_Data section_.
▶
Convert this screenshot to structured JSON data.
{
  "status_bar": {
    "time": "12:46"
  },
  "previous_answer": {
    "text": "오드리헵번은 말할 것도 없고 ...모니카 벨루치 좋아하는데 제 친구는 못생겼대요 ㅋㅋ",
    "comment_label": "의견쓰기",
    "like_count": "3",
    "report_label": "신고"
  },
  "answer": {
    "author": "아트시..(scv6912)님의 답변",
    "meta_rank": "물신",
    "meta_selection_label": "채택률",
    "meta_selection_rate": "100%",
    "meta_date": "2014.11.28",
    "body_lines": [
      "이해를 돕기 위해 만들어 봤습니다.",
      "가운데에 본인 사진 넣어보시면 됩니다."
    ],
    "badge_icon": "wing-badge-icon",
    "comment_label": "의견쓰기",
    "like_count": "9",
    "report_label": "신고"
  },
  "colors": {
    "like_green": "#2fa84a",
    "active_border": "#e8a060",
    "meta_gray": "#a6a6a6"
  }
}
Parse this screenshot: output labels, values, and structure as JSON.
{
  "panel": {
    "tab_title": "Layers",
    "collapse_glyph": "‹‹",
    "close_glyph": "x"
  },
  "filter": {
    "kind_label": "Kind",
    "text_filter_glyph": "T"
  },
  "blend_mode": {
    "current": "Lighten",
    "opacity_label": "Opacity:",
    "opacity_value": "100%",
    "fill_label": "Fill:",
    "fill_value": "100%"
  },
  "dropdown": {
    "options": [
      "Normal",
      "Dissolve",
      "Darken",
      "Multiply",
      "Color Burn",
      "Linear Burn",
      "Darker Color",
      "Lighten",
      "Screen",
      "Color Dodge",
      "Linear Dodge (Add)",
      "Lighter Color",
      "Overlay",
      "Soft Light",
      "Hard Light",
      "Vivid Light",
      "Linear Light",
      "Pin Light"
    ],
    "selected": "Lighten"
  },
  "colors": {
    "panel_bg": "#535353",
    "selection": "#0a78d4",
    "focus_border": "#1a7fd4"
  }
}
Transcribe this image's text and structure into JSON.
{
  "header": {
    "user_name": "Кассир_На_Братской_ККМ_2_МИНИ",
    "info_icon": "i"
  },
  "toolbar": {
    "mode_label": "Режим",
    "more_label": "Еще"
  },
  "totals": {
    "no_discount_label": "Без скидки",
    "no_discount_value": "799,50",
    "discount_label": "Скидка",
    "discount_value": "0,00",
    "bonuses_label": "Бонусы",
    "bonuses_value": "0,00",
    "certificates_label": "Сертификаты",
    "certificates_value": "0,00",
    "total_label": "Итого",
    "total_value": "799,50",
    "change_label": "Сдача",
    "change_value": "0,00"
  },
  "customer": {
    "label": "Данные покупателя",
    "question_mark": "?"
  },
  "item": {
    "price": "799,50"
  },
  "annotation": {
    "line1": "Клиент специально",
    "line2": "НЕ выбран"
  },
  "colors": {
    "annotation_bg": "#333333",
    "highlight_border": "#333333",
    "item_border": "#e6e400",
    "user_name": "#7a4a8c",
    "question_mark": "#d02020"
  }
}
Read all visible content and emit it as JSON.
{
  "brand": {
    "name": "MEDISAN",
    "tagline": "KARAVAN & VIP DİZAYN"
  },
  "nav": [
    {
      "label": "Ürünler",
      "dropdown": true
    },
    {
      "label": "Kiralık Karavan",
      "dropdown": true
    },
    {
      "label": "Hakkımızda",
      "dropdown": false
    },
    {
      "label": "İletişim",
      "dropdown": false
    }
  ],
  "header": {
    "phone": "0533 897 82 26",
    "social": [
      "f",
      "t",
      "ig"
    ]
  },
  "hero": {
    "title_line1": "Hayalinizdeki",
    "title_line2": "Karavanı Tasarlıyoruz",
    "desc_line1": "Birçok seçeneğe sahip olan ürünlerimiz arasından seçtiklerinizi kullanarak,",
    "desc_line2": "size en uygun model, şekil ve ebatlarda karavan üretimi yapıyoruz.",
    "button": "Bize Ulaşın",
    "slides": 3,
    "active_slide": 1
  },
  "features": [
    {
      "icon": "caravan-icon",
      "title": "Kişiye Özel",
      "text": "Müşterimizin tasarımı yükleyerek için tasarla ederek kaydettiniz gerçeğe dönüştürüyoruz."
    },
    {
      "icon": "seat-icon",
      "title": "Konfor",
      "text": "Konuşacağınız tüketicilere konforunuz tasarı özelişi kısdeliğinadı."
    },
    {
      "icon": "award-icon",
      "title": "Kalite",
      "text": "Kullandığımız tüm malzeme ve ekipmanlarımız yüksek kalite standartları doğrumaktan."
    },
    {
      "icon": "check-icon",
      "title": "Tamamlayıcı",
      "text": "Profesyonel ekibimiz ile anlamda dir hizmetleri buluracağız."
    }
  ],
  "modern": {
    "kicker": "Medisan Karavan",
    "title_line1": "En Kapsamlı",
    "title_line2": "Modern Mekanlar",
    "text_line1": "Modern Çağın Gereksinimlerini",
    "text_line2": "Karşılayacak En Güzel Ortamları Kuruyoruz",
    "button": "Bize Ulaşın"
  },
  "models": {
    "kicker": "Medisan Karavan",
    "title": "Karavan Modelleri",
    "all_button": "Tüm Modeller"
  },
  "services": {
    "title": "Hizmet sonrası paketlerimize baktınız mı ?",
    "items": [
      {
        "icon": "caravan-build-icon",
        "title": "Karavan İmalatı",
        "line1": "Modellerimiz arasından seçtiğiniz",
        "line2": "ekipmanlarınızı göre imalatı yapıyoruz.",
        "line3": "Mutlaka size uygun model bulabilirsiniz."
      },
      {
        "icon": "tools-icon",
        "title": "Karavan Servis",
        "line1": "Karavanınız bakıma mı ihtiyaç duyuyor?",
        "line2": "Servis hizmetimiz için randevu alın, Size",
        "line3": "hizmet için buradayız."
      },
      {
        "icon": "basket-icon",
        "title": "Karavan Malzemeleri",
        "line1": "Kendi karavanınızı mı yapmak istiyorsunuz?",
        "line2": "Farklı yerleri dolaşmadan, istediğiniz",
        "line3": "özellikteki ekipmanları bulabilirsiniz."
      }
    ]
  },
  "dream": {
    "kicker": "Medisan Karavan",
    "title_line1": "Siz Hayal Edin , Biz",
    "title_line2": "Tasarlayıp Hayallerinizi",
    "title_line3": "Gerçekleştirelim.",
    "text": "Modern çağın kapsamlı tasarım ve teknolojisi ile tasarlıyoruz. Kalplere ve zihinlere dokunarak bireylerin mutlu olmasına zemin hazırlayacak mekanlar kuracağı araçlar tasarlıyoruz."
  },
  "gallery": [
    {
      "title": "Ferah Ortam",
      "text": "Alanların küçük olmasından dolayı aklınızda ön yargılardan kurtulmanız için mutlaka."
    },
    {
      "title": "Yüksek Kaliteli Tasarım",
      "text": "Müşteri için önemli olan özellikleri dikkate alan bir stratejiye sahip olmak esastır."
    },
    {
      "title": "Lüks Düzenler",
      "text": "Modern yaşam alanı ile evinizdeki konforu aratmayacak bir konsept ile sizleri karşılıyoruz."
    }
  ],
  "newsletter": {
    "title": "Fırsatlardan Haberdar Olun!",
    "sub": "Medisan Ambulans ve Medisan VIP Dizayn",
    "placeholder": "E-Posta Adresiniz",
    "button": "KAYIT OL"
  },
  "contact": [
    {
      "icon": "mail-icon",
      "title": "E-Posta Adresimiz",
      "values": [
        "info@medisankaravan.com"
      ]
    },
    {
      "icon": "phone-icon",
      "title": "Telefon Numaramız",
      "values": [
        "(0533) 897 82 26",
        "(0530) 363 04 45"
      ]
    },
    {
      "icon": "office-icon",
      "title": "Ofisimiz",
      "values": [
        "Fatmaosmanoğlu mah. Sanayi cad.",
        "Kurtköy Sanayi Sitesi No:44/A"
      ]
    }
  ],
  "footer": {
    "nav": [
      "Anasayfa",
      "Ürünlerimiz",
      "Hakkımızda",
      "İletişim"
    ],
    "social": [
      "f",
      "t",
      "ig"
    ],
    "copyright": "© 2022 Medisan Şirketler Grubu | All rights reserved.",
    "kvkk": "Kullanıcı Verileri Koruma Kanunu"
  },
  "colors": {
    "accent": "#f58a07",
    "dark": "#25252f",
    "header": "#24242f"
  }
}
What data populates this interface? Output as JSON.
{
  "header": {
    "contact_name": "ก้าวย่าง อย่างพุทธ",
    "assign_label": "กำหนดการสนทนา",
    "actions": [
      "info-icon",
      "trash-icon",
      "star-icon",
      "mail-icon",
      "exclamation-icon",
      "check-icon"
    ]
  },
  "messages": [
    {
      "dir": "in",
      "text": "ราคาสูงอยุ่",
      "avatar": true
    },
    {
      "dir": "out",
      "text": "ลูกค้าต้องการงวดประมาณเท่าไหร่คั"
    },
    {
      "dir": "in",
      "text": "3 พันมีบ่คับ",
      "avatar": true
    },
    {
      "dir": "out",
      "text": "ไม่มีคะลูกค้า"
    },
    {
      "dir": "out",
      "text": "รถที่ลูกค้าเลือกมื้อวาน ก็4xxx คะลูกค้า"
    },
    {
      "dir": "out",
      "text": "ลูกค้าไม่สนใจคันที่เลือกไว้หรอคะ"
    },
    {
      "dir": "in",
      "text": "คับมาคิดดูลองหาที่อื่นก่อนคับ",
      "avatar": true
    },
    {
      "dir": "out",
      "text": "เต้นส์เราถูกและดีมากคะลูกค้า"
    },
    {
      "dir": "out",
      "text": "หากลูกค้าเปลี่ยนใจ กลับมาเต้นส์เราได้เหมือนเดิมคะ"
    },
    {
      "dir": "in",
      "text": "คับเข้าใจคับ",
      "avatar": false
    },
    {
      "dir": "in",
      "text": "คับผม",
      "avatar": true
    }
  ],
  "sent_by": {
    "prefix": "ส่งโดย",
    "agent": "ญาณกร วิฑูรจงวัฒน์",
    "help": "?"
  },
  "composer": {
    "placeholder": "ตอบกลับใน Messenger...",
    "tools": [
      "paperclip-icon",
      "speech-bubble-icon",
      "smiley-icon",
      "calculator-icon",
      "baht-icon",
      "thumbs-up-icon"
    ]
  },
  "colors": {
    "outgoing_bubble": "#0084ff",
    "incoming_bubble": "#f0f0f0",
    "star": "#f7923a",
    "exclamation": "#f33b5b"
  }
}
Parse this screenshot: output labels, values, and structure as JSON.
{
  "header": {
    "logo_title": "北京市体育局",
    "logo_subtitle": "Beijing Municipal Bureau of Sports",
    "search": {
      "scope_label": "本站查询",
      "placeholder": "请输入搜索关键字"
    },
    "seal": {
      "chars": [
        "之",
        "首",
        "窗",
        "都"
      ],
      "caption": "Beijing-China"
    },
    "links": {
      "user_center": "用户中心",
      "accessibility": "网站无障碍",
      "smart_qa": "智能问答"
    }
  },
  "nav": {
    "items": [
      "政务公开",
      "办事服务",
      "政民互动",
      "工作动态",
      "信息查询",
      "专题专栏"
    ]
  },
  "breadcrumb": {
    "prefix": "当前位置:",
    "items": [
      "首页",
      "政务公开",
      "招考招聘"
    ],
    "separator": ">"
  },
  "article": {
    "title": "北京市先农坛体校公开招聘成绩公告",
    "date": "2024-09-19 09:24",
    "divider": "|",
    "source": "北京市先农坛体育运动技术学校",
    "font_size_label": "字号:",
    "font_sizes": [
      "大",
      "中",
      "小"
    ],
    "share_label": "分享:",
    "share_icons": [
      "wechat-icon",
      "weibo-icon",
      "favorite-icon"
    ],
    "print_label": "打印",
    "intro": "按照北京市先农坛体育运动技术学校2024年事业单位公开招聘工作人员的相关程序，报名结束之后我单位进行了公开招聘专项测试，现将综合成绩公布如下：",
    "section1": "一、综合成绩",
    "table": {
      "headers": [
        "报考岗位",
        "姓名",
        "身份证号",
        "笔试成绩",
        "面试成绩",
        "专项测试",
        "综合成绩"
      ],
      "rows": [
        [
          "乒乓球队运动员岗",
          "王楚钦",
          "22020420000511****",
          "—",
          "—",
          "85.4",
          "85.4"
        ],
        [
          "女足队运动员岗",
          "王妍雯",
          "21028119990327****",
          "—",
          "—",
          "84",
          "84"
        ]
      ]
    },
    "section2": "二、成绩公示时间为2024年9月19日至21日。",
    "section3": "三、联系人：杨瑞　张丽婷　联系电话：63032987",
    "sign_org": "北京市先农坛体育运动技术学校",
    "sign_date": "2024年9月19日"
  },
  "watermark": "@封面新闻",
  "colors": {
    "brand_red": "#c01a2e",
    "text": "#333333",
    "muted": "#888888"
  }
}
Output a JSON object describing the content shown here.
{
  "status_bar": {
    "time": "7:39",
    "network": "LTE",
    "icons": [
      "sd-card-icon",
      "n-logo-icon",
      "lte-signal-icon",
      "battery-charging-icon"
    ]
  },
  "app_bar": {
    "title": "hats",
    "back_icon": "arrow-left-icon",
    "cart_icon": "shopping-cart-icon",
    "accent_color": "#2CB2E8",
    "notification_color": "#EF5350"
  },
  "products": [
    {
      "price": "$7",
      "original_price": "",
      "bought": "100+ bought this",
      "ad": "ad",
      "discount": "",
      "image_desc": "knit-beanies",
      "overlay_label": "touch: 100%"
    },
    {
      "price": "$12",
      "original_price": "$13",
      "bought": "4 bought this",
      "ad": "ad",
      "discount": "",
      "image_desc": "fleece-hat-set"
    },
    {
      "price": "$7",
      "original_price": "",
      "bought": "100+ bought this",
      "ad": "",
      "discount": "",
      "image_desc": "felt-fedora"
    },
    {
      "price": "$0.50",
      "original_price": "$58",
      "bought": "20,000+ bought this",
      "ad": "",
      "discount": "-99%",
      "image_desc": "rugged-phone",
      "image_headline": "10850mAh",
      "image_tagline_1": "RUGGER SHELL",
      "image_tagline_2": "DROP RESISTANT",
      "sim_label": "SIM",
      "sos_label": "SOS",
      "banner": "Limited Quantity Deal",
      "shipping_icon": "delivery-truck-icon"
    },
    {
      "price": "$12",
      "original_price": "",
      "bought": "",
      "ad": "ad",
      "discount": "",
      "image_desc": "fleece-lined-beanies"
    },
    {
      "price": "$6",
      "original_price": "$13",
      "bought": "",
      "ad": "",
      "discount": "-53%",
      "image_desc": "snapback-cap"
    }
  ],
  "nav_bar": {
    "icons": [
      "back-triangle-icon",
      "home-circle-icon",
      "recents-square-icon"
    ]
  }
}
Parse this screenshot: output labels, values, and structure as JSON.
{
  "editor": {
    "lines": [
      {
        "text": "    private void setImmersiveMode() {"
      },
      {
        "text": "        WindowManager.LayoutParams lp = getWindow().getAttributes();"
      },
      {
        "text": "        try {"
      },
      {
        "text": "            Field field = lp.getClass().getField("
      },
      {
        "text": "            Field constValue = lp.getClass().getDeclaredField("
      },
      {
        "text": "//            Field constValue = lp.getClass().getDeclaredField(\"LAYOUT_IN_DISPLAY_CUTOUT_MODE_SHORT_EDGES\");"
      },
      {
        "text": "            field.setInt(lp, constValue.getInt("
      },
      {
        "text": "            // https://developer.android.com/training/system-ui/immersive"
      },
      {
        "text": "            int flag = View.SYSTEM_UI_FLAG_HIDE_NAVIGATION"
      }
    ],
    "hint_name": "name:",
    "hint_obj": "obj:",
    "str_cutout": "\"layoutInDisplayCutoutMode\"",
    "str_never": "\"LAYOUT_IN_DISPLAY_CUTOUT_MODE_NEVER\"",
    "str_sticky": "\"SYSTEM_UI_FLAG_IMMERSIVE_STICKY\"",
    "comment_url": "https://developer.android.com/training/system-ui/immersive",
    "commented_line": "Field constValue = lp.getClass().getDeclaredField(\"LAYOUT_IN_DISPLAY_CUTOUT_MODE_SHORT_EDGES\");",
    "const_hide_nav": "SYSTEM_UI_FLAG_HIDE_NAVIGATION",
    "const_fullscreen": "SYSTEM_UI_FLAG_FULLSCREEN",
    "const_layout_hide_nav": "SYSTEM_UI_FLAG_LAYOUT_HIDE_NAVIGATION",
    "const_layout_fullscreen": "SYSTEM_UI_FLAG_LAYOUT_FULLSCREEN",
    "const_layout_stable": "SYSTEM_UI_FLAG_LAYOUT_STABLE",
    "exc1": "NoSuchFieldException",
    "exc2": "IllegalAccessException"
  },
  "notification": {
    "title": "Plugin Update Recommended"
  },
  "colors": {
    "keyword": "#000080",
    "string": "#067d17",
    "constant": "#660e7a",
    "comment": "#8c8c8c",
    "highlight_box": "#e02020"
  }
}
◀
_Exercise_. State the number of lines above that hold the string "beanies", with nothing added.

_Complete response_. 2